Stated exercise:
Using the data below, repeat all of it precisely.

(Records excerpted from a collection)
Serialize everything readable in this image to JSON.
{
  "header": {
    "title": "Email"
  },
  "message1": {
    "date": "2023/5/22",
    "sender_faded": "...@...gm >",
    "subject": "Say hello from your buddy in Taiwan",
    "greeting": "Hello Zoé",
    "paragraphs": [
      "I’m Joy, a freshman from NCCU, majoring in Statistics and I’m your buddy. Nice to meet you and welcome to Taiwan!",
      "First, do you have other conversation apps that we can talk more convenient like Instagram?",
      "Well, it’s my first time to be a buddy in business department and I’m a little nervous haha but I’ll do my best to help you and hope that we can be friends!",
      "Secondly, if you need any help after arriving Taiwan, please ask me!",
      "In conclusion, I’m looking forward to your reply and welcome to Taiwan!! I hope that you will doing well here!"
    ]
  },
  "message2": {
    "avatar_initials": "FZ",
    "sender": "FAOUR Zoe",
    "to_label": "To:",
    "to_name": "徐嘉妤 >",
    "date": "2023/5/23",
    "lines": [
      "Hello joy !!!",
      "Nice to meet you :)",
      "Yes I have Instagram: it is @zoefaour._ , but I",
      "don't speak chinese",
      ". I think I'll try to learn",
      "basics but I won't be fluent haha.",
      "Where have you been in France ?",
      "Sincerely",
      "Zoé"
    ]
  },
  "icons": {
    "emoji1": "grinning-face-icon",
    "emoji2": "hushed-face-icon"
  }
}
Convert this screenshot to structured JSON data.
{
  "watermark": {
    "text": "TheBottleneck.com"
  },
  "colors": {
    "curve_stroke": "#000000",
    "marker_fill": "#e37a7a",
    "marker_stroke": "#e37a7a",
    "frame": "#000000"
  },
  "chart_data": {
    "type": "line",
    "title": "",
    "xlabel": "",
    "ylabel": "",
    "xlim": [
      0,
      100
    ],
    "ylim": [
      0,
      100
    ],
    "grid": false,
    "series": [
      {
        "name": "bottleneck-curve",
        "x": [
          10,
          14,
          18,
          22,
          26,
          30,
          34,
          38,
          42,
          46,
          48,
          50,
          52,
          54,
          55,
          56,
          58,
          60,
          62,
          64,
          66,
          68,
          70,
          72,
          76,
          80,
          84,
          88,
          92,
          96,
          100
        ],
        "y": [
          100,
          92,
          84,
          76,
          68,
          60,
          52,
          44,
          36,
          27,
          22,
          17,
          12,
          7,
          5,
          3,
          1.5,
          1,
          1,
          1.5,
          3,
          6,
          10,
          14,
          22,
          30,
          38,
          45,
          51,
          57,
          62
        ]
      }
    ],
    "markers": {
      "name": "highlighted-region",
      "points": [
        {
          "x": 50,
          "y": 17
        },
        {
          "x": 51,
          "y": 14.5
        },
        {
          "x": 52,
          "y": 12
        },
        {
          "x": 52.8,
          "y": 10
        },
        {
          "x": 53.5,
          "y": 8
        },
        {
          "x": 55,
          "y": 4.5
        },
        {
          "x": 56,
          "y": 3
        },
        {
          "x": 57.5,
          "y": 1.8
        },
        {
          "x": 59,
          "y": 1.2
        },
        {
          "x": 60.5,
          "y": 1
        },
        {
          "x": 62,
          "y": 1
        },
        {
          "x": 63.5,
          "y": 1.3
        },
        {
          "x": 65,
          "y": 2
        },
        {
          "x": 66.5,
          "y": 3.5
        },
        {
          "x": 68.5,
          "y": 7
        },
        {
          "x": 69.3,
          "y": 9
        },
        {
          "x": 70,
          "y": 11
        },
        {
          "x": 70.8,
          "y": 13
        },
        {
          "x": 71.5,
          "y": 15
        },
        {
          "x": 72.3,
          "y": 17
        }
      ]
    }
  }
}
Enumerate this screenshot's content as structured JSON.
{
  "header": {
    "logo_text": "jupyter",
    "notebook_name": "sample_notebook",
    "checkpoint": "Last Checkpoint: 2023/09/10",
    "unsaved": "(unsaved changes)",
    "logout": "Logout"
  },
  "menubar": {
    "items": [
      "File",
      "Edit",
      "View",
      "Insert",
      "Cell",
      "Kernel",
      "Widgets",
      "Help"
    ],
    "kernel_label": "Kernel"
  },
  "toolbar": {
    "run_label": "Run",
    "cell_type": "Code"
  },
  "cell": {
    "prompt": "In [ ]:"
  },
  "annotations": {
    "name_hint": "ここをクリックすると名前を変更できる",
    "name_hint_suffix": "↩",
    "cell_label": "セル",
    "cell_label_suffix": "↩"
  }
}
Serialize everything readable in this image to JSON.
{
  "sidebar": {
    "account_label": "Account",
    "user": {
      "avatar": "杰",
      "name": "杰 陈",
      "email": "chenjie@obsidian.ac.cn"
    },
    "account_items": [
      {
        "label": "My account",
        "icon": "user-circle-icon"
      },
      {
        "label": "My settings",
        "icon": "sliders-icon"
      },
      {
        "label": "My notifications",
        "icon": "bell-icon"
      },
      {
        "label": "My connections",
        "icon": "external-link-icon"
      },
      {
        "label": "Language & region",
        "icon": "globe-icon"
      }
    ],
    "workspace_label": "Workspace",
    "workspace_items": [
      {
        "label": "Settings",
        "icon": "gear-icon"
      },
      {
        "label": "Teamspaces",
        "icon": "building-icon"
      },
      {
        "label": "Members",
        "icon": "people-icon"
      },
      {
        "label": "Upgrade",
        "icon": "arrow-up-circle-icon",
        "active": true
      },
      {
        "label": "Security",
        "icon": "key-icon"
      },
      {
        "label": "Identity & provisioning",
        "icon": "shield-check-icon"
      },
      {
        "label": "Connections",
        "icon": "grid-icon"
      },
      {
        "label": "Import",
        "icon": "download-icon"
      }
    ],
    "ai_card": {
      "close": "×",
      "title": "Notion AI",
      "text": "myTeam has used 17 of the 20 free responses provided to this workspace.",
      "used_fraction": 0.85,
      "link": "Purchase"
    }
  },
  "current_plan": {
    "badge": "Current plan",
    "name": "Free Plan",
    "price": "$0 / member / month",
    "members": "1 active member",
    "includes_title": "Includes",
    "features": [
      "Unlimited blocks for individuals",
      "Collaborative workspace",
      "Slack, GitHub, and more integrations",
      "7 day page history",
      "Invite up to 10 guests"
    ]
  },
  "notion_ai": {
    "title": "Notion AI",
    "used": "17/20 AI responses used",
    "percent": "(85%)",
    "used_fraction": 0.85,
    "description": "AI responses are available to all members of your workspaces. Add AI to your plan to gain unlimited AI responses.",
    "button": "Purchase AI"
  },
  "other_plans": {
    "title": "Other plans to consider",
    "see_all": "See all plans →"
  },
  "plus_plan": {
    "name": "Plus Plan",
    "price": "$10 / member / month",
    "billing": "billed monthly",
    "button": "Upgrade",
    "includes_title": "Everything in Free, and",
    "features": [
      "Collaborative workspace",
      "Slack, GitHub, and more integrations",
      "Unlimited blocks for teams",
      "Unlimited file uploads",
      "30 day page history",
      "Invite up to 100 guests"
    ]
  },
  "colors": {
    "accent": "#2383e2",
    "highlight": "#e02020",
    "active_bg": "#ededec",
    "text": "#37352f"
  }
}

Expected answer:
Serialize everything readable in this image to JSON.
{
  "header": {
    "title": "Email"
  },
  "message1": {
    "date": "2023/5/22",
    "sender_faded": "...@...gm >",
    "subject": "Say hello from your buddy in Taiwan",
    "greeting": "Hello Zoé",
    "paragraphs": [
      "I’m Joy, a freshman from NCCU, majoring in Statistics and I’m your buddy. Nice to meet you and welcome to Taiwan!",
      "First, do you have other conversation apps that we can talk more convenient like Instagram?",
      "Well, it’s my first time to be a buddy in business department and I’m a little nervous haha but I’ll do my best to help you and hope that we can be friends!",
      "Secondly, if you need any help after arriving Taiwan, please ask me!",
      "In conclusion, I’m looking forward to your reply and welcome to Taiwan!! I hope that you will doing well here!"
    ]
  },
  "message2": {
    "avatar_initials": "FZ",
    "sender": "FAOUR Zoe",
    "to_label": "To:",
    "to_name": "徐嘉妤 >",
    "date": "2023/5/23",
    "lines": [
      "Hello joy !!!",
      "Nice to meet you :)",
      "Yes I have Instagram: it is @zoefaour._ , but I",
      "don't speak chinese",
      ". I think I'll try to learn",
      "basics but I won't be fluent haha.",
      "Where have you been in France ?",
      "Sincerely",
      "Zoé"
    ]
  },
  "icons": {
    "emoji1": "grinning-face-icon",
    "emoji2": "hushed-face-icon"
  }
}
Convert this screenshot to structured JSON data.
{
  "watermark": {
    "text": "TheBottleneck.com"
  },
  "colors": {
    "curve_stroke": "#000000",
    "marker_fill": "#e37a7a",
    "marker_stroke": "#e37a7a",
    "frame": "#000000"
  },
  "chart_data": {
    "type": "line",
    "title": "",
    "xlabel": "",
    "ylabel": "",
    "xlim": [
      0,
      100
    ],
    "ylim": [
      0,
      100
    ],
    "grid": false,
    "series": [
      {
        "name": "bottleneck-curve",
        "x": [
          10,
          14,
          18,
          22,
          26,
          30,
          34,
          38,
          42,
          46,
          48,
          50,
          52,
          54,
          55,
          56,
          58,
          60,
          62,
          64,
          66,
          68,
          70,
          72,
          76,
          80,
          84,
          88,
          92,
          96,
          100
        ],
        "y": [
          100,
          92,
          84,
          76,
          68,
          60,
          52,
          44,
          36,
          27,
          22,
          17,
          12,
          7,
          5,
          3,
          1.5,
          1,
          1,
          1.5,
          3,
          6,
          10,
          14,
          22,
          30,
          38,
          45,
          51,
          57,
          62
        ]
      }
    ],
    "markers": {
      "name": "highlighted-region",
      "points": [
        {
          "x": 50,
          "y": 17
        },
        {
          "x": 51,
          "y": 14.5
        },
        {
          "x": 52,
          "y": 12
        },
        {
          "x": 52.8,
          "y": 10
        },
        {
          "x": 53.5,
          "y": 8
        },
        {
          "x": 55,
          "y": 4.5
        },
        {
          "x": 56,
          "y": 3
        },
        {
          "x": 57.5,
          "y": 1.8
        },
        {
          "x": 59,
          "y": 1.2
        },
        {
          "x": 60.5,
          "y": 1
        },
        {
          "x": 62,
          "y": 1
        },
        {
          "x": 63.5,
          "y": 1.3
        },
        {
          "x": 65,
          "y": 2
        },
        {
          "x": 66.5,
          "y": 3.5
        },
        {
          "x": 68.5,
          "y": 7
        },
        {
          "x": 69.3,
          "y": 9
        },
        {
          "x": 70,
          "y": 11
        },
        {
          "x": 70.8,
          "y": 13
        },
        {
          "x": 71.5,
          "y": 15
        },
        {
          "x": 72.3,
          "y": 17
        }
      ]
    }
  }
}
Enumerate this screenshot's content as structured JSON.
{
  "header": {
    "logo_text": "jupyter",
    "notebook_name": "sample_notebook",
    "checkpoint": "Last Checkpoint: 2023/09/10",
    "unsaved": "(unsaved changes)",
    "logout": "Logout"
  },
  "menubar": {
    "items": [
      "File",
      "Edit",
      "View",
      "Insert",
      "Cell",
      "Kernel",
      "Widgets",
      "Help"
    ],
    "kernel_label": "Kernel"
  },
  "toolbar": {
    "run_label": "Run",
    "cell_type": "Code"
  },
  "cell": {
    "prompt": "In [ ]:"
  },
  "annotations": {
    "name_hint": "ここをクリックすると名前を変更できる",
    "name_hint_suffix": "↩",
    "cell_label": "セル",
    "cell_label_suffix": "↩"
  }
}
Serialize everything readable in this image to JSON.
{
  "sidebar": {
    "account_label": "Account",
    "user": {
      "avatar": "杰",
      "name": "杰 陈",
      "email": "chenjie@obsidian.ac.cn"
    },
    "account_items": [
      {
        "label": "My account",
        "icon": "user-circle-icon"
      },
      {
        "label": "My settings",
        "icon": "sliders-icon"
      },
      {
        "label": "My notifications",
        "icon": "bell-icon"
      },
      {
        "label": "My connections",
        "icon": "external-link-icon"
      },
      {
        "label": "Language & region",
        "icon": "globe-icon"
      }
    ],
    "workspace_label": "Workspace",
    "workspace_items": [
      {
        "label": "Settings",
        "icon": "gear-icon"
      },
      {
        "label": "Teamspaces",
        "icon": "building-icon"
      },
      {
        "label": "Members",
        "icon": "people-icon"
      },
      {
        "label": "Upgrade",
        "icon": "arrow-up-circle-icon",
        "active": true
      },
      {
        "label": "Security",
        "icon": "key-icon"
      },
      {
        "label": "Identity & provisioning",
        "icon": "shield-check-icon"
      },
      {
        "label": "Connections",
        "icon": "grid-icon"
      },
      {
        "label": "Import",
        "icon": "download-icon"
      }
    ],
    "ai_card": {
      "close": "×",
      "title": "Notion AI",
      "text": "myTeam has used 17 of the 20 free responses provided to this workspace.",
      "used_fraction": 0.85,
      "link": "Purchase"
    }
  },
  "current_plan": {
    "badge": "Current plan",
    "name": "Free Plan",
    "price": "$0 / member / month",
    "members": "1 active member",
    "includes_title": "Includes",
    "features": [
      "Unlimited blocks for individuals",
      "Collaborative workspace",
      "Slack, GitHub, and more integrations",
      "7 day page history",
      "Invite up to 10 guests"
    ]
  },
  "notion_ai": {
    "title": "Notion AI",
    "used": "17/20 AI responses used",
    "percent": "(85%)",
    "used_fraction": 0.85,
    "description": "AI responses are available to all members of your workspaces. Add AI to your plan to gain unlimited AI responses.",
    "button": "Purchase AI"
  },
  "other_plans": {
    "title": "Other plans to consider",
    "see_all": "See all plans →"
  },
  "plus_plan": {
    "name": "Plus Plan",
    "price": "$10 / member / month",
    "billing": "billed monthly",
    "button": "Upgrade",
    "includes_title": "Everything in Free, and",
    "features": [
      "Collaborative workspace",
      "Slack, GitHub, and more integrations",
      "Unlimited blocks for teams",
      "Unlimited file uploads",
      "30 day page history",
      "Invite up to 100 guests"
    ]
  },
  "colors": {
    "accent": "#2383e2",
    "highlight": "#e02020",
    "active_bg": "#ededec",
    "text": "#37352f"
  }
}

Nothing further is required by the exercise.